Provided information start
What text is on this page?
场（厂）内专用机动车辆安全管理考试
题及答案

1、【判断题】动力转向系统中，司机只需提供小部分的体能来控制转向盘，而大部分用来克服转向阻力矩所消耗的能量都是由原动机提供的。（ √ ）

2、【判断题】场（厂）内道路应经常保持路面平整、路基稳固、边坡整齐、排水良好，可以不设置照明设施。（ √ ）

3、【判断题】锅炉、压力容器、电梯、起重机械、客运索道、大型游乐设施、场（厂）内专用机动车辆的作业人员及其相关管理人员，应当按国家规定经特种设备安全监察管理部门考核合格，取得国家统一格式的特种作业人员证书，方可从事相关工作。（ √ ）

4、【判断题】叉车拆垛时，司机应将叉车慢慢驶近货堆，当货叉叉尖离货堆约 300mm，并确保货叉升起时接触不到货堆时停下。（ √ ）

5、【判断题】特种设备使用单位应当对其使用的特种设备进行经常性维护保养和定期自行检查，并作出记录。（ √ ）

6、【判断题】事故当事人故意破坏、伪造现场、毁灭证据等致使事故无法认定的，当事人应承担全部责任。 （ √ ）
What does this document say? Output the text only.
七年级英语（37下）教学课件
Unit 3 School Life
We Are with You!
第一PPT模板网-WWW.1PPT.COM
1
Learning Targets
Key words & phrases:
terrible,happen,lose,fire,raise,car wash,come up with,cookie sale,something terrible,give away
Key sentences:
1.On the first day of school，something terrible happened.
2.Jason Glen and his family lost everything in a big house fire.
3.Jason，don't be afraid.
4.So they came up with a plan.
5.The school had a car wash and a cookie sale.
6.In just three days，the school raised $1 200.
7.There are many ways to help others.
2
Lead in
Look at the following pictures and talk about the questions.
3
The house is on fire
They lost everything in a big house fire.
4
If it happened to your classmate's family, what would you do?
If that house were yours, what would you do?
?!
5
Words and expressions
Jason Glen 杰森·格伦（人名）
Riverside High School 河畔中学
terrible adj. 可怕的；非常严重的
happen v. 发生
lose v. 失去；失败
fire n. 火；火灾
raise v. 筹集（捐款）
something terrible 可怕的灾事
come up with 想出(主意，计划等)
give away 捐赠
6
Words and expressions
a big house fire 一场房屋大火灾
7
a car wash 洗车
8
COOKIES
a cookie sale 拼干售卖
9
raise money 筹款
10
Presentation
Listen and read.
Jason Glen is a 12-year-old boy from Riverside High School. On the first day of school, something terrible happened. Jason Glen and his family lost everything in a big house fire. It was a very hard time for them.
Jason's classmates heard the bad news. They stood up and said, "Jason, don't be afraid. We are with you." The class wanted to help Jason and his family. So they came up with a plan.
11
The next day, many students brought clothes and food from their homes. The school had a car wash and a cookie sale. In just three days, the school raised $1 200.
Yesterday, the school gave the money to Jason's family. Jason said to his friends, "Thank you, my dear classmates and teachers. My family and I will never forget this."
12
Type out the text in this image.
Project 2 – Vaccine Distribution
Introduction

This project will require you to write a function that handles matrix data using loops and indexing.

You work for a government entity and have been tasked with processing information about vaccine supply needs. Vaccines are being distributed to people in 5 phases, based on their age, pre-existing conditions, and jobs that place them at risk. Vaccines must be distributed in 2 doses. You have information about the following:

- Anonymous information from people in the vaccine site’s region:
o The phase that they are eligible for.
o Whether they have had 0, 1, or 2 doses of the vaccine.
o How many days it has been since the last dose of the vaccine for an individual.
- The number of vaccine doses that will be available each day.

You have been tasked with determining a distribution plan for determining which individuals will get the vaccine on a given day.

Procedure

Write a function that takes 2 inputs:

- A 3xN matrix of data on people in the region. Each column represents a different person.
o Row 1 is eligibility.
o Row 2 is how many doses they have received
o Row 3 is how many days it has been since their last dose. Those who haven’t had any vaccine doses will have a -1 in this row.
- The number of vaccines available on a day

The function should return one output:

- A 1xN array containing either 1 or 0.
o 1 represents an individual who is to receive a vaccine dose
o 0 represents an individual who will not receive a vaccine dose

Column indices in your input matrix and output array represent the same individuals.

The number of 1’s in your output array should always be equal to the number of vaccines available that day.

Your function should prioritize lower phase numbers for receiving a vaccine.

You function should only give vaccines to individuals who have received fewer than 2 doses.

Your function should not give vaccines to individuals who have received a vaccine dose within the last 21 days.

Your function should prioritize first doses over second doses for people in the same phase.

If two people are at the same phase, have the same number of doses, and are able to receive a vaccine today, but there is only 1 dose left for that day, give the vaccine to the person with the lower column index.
Provided information end
* What is required *
Look through the data and show every line containing "prioritize".

* Solved exercise *
Your function should prioritize lower phase numbers for receiving a vaccine.
Your function should prioritize first doses over second doses for people in the same phase.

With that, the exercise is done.